▸ Given instruction
In the entries below, identify every line with the string "structured" and copy it.

▸ Extracted records
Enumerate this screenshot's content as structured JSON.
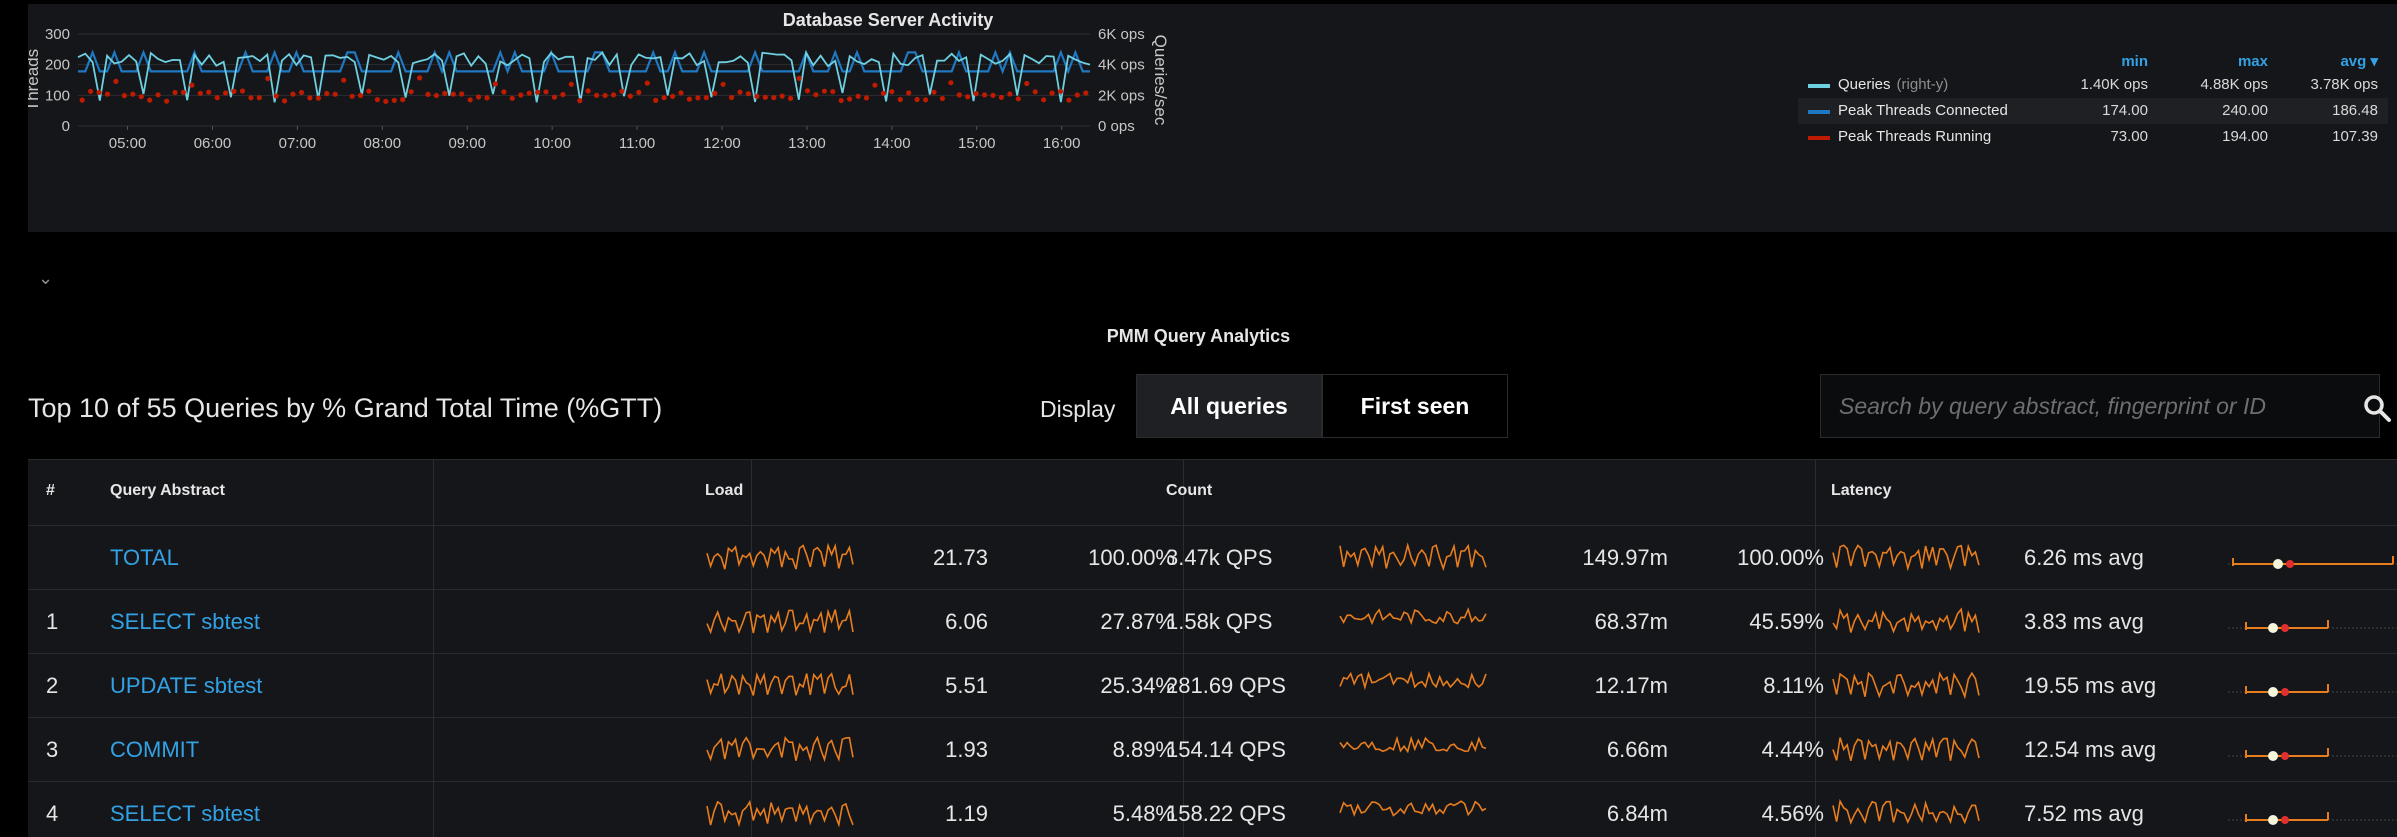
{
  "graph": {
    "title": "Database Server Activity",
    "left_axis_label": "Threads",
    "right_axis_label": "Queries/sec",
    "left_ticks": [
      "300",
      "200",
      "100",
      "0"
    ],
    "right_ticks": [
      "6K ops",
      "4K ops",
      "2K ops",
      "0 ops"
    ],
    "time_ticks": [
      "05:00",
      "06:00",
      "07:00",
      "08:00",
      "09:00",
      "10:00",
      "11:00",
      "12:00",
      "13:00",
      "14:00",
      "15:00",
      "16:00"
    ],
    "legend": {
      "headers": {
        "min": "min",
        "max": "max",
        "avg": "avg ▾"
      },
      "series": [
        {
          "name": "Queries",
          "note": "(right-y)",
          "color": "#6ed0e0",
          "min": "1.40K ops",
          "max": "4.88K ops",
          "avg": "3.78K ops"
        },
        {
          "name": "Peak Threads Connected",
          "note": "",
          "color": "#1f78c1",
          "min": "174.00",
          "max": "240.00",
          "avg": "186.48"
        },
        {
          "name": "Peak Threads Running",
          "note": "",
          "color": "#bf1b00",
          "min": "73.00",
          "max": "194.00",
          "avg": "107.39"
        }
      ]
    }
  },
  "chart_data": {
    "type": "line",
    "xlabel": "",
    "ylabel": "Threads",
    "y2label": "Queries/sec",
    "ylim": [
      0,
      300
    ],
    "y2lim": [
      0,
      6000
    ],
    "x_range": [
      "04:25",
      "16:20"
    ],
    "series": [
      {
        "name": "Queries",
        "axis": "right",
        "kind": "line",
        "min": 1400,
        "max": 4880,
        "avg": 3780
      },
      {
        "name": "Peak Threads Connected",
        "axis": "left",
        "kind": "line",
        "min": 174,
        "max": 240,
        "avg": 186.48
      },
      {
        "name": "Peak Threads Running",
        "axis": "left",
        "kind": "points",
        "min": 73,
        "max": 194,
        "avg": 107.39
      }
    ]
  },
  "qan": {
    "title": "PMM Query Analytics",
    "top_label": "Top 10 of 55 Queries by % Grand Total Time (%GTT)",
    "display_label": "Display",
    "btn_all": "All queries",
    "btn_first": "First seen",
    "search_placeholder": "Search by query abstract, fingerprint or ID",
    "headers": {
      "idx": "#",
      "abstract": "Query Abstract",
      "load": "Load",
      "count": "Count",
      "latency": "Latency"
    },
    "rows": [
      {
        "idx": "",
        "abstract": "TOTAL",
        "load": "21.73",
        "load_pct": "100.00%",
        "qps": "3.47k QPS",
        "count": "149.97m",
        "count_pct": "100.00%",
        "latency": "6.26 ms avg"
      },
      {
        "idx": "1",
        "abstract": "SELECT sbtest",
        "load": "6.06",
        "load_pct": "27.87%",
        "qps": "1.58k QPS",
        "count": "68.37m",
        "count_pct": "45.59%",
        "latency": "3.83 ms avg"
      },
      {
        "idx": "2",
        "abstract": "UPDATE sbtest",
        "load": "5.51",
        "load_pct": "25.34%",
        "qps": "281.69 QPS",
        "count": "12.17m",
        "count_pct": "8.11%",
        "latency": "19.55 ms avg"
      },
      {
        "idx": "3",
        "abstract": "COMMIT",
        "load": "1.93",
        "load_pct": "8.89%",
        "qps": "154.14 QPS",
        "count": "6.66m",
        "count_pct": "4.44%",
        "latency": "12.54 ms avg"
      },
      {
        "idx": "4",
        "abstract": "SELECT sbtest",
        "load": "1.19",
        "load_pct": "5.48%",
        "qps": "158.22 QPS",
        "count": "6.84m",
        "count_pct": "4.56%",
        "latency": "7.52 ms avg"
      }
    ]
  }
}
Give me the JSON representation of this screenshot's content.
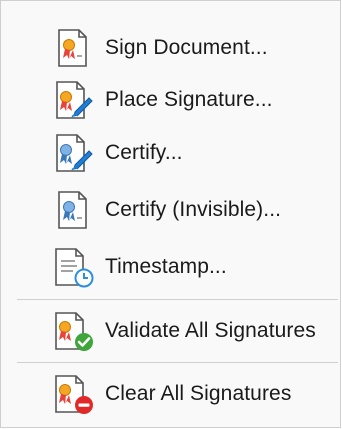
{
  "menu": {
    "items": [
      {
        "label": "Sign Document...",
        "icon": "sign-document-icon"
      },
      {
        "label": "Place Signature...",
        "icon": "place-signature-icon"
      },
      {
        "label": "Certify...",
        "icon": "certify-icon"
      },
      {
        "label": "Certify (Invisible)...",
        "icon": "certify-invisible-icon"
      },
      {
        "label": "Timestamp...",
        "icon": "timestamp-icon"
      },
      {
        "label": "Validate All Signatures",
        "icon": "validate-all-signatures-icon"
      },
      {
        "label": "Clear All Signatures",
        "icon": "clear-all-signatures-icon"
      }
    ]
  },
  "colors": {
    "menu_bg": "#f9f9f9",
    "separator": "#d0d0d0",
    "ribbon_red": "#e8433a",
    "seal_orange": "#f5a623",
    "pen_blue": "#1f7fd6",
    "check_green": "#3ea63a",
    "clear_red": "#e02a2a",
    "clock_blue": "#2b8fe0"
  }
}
---
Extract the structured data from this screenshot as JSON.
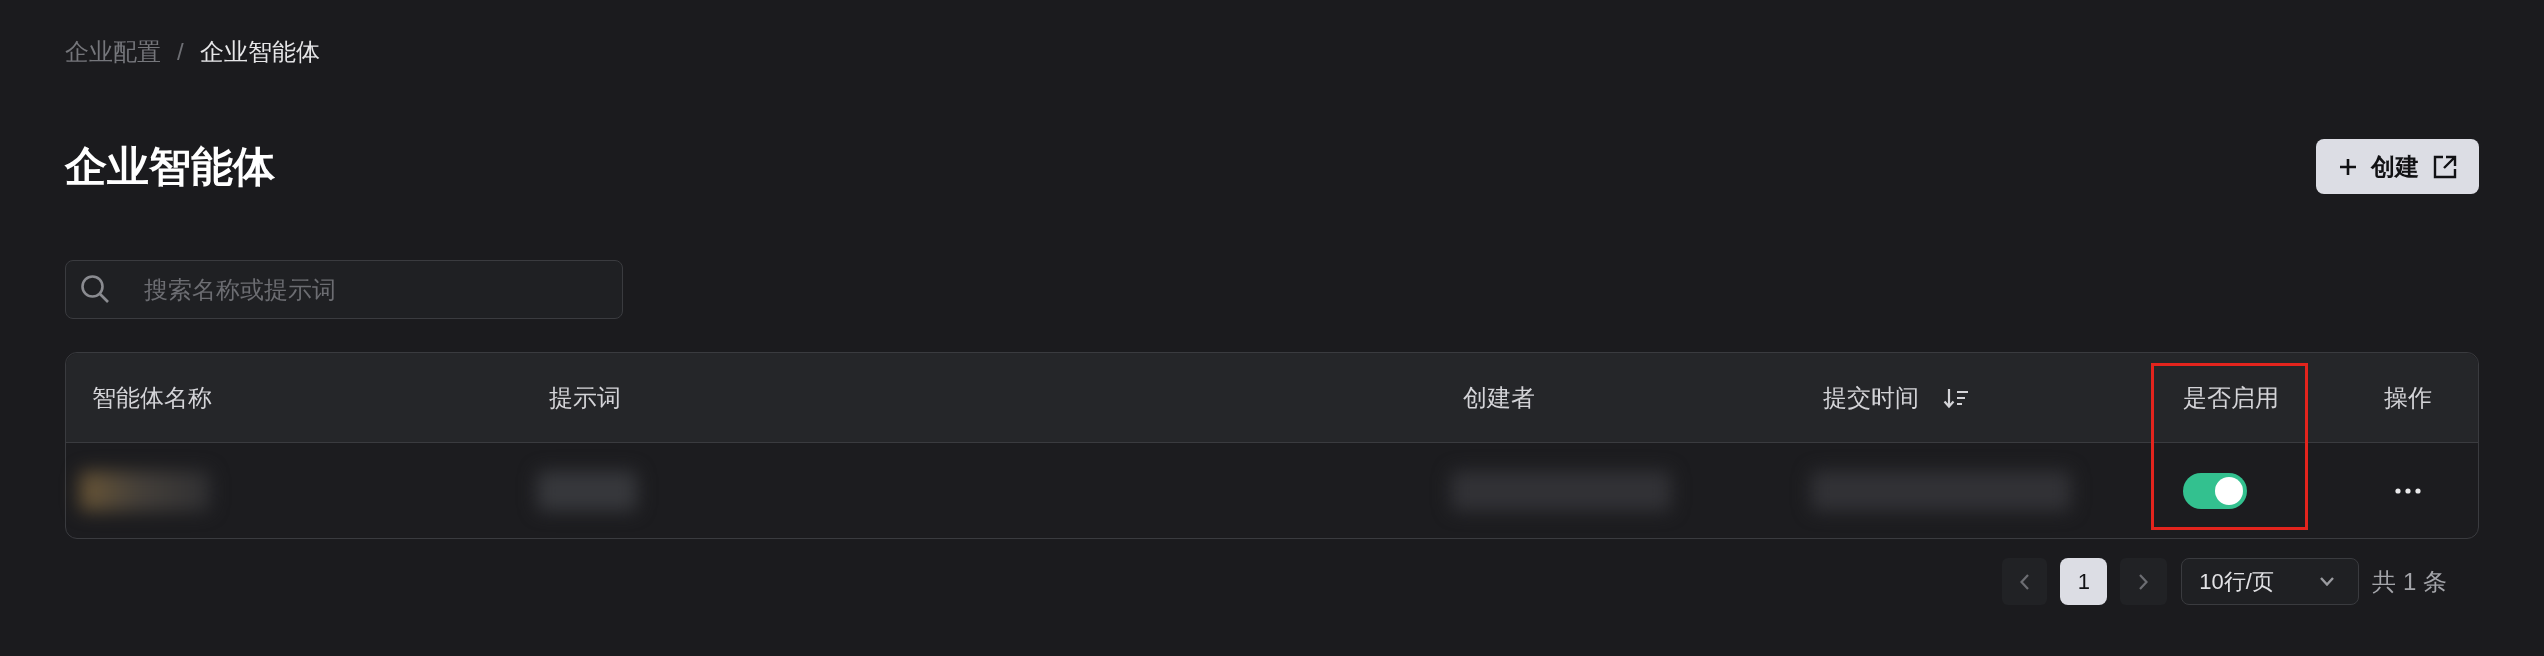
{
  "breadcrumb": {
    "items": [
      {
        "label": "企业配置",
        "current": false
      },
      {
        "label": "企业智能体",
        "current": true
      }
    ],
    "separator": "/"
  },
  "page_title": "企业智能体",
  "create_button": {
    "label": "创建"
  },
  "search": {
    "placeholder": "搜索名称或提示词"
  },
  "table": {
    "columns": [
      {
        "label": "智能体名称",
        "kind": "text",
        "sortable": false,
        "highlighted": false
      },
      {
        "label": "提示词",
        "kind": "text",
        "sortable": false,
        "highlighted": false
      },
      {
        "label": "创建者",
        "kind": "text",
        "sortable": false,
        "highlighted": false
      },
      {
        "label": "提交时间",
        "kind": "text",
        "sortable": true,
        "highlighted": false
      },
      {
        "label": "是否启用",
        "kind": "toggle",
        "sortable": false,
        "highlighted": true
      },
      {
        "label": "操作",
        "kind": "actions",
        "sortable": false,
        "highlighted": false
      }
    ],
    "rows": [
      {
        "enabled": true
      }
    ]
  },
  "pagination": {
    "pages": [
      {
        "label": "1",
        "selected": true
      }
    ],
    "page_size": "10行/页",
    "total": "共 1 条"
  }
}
...
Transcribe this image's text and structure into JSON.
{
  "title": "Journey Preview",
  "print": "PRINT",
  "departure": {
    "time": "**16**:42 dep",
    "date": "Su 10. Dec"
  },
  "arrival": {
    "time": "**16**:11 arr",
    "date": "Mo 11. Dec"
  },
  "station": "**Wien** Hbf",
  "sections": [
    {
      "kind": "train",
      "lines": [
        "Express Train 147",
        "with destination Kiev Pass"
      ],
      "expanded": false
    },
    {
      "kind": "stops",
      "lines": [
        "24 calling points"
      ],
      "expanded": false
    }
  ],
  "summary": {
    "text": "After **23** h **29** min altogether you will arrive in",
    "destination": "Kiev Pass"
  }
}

▸ Exercise answer
Enumerate this screenshot's content as structured JSON.
Extract the structured data from this screenshot as JSON.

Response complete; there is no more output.